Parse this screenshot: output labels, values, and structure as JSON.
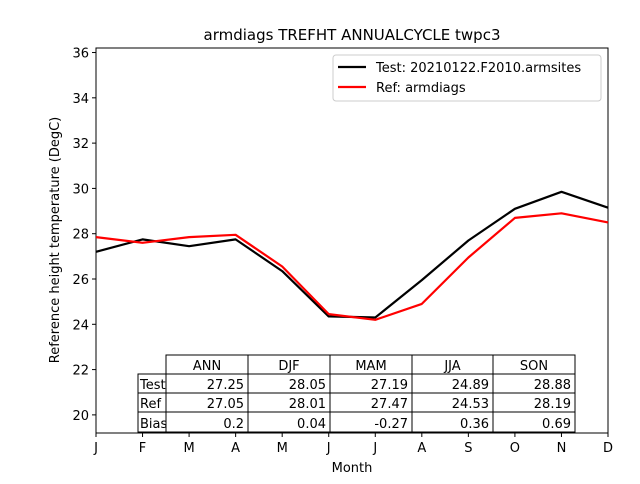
{
  "chart_data": {
    "type": "line",
    "title": "armdiags TREFHT ANNUALCYCLE twpc3",
    "xlabel": "Month",
    "ylabel": "Reference height temperature (DegC)",
    "categories": [
      "J",
      "F",
      "M",
      "A",
      "M",
      "J",
      "J",
      "A",
      "S",
      "O",
      "N",
      "D"
    ],
    "ylim": [
      19.2,
      36.2
    ],
    "yticks": [
      20,
      22,
      24,
      26,
      28,
      30,
      32,
      34,
      36
    ],
    "grid": false,
    "legend_position": "top-right",
    "series": [
      {
        "name": "Test: 20210122.F2010.armsites",
        "color": "#000000",
        "values": [
          27.2,
          27.75,
          27.45,
          27.75,
          26.35,
          24.35,
          24.3,
          25.95,
          27.7,
          29.1,
          29.85,
          29.15
        ]
      },
      {
        "name": "Ref: armdiags",
        "color": "#ff0000",
        "values": [
          27.85,
          27.6,
          27.85,
          27.95,
          26.55,
          24.45,
          24.2,
          24.9,
          26.95,
          28.7,
          28.9,
          28.5
        ]
      }
    ],
    "table": {
      "columns": [
        "ANN",
        "DJF",
        "MAM",
        "JJA",
        "SON"
      ],
      "rows": [
        {
          "label": "Test",
          "values": [
            "27.25",
            "28.05",
            "27.19",
            "24.89",
            "28.88"
          ]
        },
        {
          "label": "Ref",
          "values": [
            "27.05",
            "28.01",
            "27.47",
            "24.53",
            "28.19"
          ]
        },
        {
          "label": "Bias",
          "values": [
            "0.2",
            "0.04",
            "-0.27",
            "0.36",
            "0.69"
          ]
        }
      ]
    }
  }
}
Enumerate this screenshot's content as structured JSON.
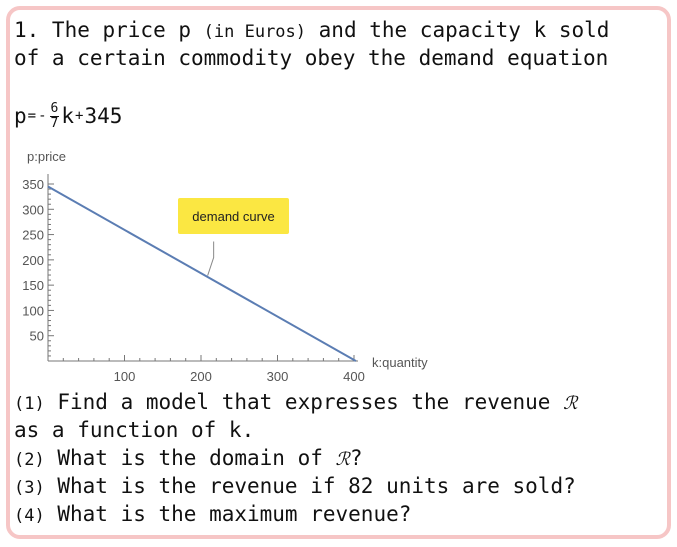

==================================================

Task requirements
For each line of the entries that includes "this", show that line.

Written reply
Parse this screenshot: output labels, values, and structure as JSON.
Enumerate this screenshot's content as structured JSON.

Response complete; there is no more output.